◆ STATED GOAL ◆
Search the material below for the string "document" and list each line that holds it.

◆ ROWS ◆
▬▬▬▬▬▬

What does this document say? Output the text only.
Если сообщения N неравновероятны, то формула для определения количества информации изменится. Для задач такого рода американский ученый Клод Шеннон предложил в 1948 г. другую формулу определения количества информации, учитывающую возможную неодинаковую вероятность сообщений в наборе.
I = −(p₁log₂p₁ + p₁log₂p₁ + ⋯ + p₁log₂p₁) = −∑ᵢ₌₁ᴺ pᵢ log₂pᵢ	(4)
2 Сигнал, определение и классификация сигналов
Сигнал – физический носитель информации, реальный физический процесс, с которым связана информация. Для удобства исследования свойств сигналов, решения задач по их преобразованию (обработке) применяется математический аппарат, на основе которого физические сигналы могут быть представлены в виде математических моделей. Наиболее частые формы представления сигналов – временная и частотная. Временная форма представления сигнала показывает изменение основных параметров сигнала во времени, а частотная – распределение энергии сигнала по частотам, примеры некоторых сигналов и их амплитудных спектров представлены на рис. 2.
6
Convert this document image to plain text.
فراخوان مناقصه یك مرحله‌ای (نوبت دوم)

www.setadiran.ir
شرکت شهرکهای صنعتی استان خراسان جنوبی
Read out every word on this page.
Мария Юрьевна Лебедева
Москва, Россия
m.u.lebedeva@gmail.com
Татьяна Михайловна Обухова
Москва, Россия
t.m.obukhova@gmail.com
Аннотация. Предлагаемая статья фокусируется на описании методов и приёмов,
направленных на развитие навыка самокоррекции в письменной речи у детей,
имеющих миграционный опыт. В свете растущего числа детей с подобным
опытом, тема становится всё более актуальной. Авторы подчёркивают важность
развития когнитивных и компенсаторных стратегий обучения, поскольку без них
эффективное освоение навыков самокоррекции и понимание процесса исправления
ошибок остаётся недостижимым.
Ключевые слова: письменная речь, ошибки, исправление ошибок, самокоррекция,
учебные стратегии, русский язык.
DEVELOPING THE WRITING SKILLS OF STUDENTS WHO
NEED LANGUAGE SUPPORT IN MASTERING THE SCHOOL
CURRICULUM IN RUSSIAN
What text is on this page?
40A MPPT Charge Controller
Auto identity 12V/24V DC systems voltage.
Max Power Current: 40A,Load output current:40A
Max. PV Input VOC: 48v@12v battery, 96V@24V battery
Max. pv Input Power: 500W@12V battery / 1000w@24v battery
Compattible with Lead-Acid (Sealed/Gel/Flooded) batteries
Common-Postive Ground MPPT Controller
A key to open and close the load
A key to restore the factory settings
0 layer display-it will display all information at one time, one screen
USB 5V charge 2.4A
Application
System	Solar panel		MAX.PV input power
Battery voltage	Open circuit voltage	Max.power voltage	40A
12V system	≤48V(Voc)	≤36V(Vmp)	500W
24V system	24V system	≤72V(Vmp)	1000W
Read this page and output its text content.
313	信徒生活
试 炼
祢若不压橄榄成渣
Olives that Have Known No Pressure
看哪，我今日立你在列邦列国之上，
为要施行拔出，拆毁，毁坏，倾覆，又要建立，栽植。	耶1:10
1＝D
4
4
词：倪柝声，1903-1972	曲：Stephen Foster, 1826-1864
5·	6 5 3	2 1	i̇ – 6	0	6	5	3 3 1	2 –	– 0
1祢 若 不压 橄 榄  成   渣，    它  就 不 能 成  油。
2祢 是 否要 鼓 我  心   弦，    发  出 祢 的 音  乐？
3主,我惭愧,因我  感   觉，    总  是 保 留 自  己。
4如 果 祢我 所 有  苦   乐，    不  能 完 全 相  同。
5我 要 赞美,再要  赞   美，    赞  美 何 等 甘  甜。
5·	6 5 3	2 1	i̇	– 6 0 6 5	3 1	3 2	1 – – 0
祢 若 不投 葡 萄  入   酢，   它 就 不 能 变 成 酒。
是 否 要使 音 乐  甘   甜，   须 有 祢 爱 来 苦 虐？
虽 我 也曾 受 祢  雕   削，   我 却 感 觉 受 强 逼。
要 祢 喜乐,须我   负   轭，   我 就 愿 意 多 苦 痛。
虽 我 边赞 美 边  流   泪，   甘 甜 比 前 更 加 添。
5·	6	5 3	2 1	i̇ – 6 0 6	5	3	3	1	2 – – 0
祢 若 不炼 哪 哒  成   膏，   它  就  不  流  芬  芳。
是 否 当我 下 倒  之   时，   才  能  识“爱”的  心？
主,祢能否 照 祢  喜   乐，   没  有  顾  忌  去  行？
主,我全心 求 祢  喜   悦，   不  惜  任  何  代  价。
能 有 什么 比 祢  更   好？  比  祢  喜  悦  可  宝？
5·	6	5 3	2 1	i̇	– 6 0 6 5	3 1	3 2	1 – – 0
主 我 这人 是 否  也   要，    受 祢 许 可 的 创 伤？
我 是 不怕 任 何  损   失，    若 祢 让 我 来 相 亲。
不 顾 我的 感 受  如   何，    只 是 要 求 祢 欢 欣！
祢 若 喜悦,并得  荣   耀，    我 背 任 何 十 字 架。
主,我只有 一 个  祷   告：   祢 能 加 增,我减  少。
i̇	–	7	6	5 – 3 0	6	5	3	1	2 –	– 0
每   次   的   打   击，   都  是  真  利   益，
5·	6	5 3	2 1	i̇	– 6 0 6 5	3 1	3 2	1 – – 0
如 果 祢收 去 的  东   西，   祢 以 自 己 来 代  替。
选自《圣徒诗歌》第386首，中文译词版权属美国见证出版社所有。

▬▬▬▬▬▬

◆ SOLUTION TO THIS EXERCISE ◆
What does this document say? Output the text only.
Convert this document image to plain text.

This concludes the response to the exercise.